* EXERCISE GOAL *
Using the data below, gather each line that includes the word "JSON".

* SUPPLIED MATERIAL *
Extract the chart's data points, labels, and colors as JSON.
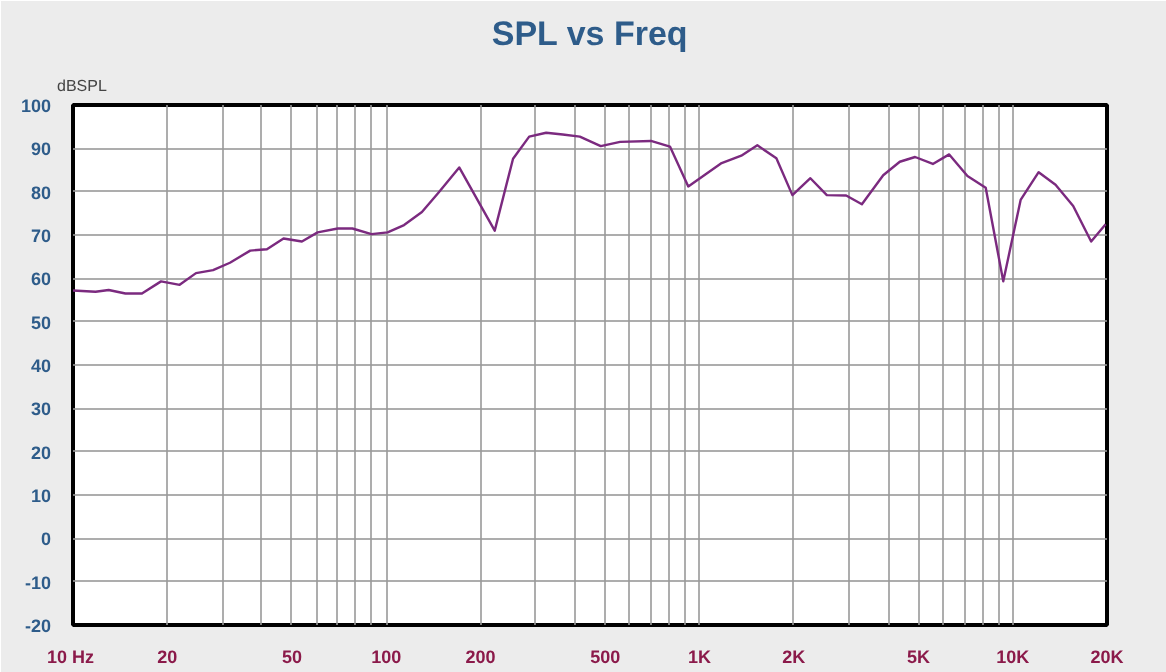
{
  "chart_data": {
    "type": "line",
    "title": "SPL vs Freq",
    "ylabel": "dBSPL",
    "log": "x",
    "grid": true,
    "marker": "none",
    "line_style": "solid",
    "xlim": [
      10,
      20000
    ],
    "ylim": [
      -20,
      100
    ],
    "xticks": [
      {
        "value": 10,
        "label": "10  Hz"
      },
      20,
      {
        "value": 30,
        "label": null
      },
      {
        "value": 40,
        "label": null
      },
      50,
      {
        "value": 60,
        "label": null
      },
      {
        "value": 70,
        "label": null
      },
      {
        "value": 80,
        "label": null
      },
      {
        "value": 90,
        "label": null
      },
      100,
      200,
      {
        "value": 300,
        "label": null
      },
      {
        "value": 400,
        "label": null
      },
      500,
      {
        "value": 600,
        "label": null
      },
      {
        "value": 700,
        "label": null
      },
      {
        "value": 800,
        "label": null
      },
      {
        "value": 900,
        "label": null
      },
      {
        "value": 1000,
        "label": "1K"
      },
      {
        "value": 2000,
        "label": "2K"
      },
      {
        "value": 3000,
        "label": null
      },
      {
        "value": 4000,
        "label": null
      },
      {
        "value": 5000,
        "label": "5K"
      },
      {
        "value": 6000,
        "label": null
      },
      {
        "value": 7000,
        "label": null
      },
      {
        "value": 8000,
        "label": null
      },
      {
        "value": 9000,
        "label": null
      },
      {
        "value": 10000,
        "label": "10K"
      },
      {
        "value": 20000,
        "label": "20K"
      }
    ],
    "yticks": [
      -20,
      -10,
      0,
      10,
      20,
      30,
      40,
      50,
      60,
      70,
      80,
      90,
      100
    ],
    "series": [
      {
        "color": "#7b2a7f",
        "x": [
          10,
          11.8,
          13,
          14.7,
          16.6,
          19.1,
          21.9,
          24.7,
          28,
          31.7,
          36.8,
          41.6,
          47,
          53.8,
          60.4,
          70,
          78,
          89.7,
          101,
          114,
          130,
          147,
          171,
          222,
          254,
          286,
          324,
          366,
          415,
          484,
          558,
          700,
          805,
          921,
          1177,
          1360,
          1530,
          1760,
          1980,
          2260,
          2550,
          2940,
          3300,
          3860,
          4360,
          4880,
          5560,
          6270,
          7170,
          8200,
          9330,
          10600,
          12100,
          13700,
          15600,
          17800,
          19800
        ],
        "values": [
          57.2,
          56.9,
          57.3,
          56.5,
          56.5,
          59.3,
          58.5,
          61.2,
          61.9,
          63.6,
          66.4,
          66.7,
          69.2,
          68.5,
          70.6,
          71.5,
          71.5,
          70.2,
          70.6,
          72.3,
          75.3,
          79.8,
          85.6,
          71.0,
          87.6,
          92.7,
          93.6,
          93.2,
          92.7,
          90.5,
          91.5,
          91.7,
          90.4,
          81.2,
          86.6,
          88.3,
          90.7,
          87.7,
          79.2,
          83.1,
          79.2,
          79.1,
          77.1,
          83.8,
          86.9,
          88.0,
          86.4,
          88.6,
          83.6,
          80.9,
          59.3,
          78.1,
          84.5,
          81.6,
          76.7,
          68.5,
          72.5
        ]
      }
    ]
  }
}
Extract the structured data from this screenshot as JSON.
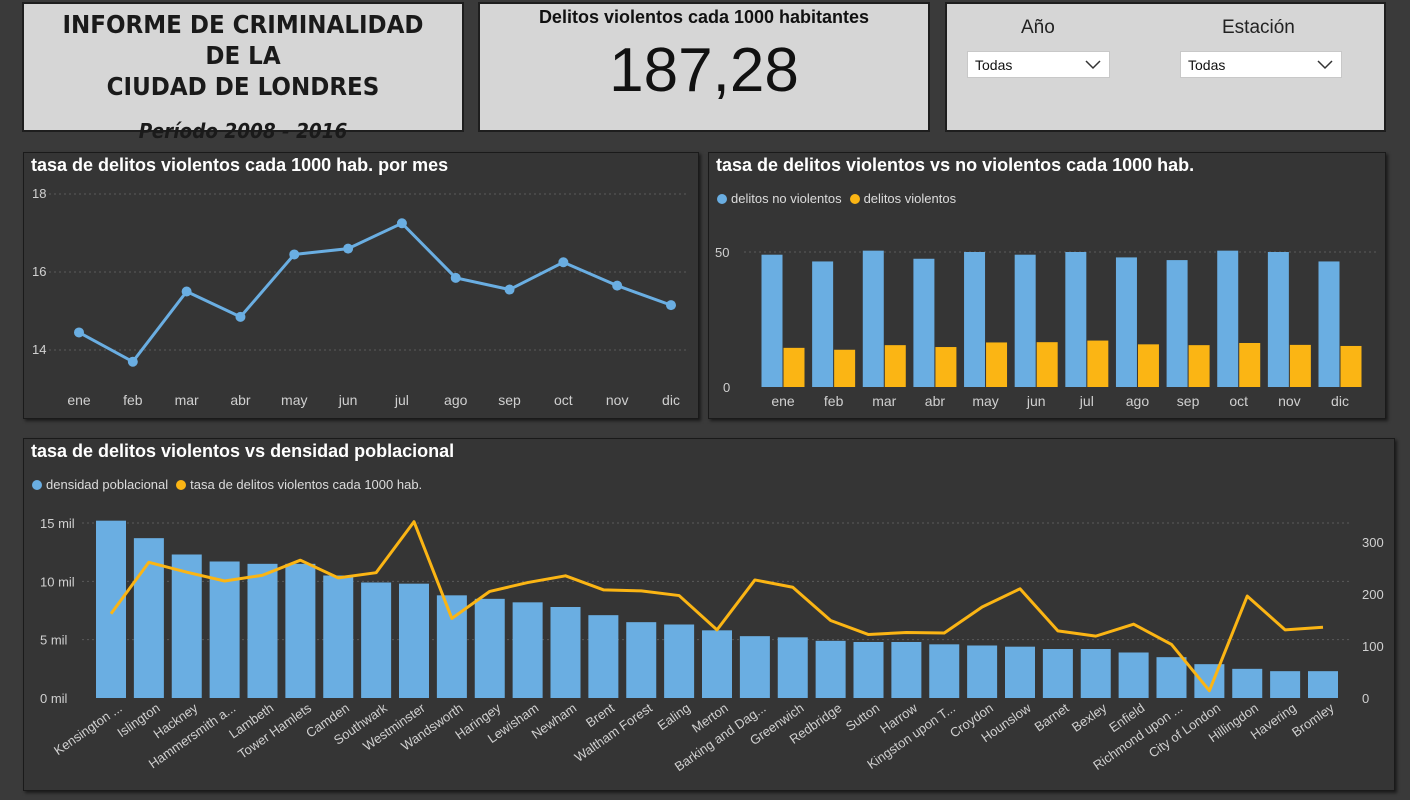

* COMPLETED EXERCISE *
Extract the chart's data points, labels, and colors as JSON.
Extract the structured data from this screenshot as JSON.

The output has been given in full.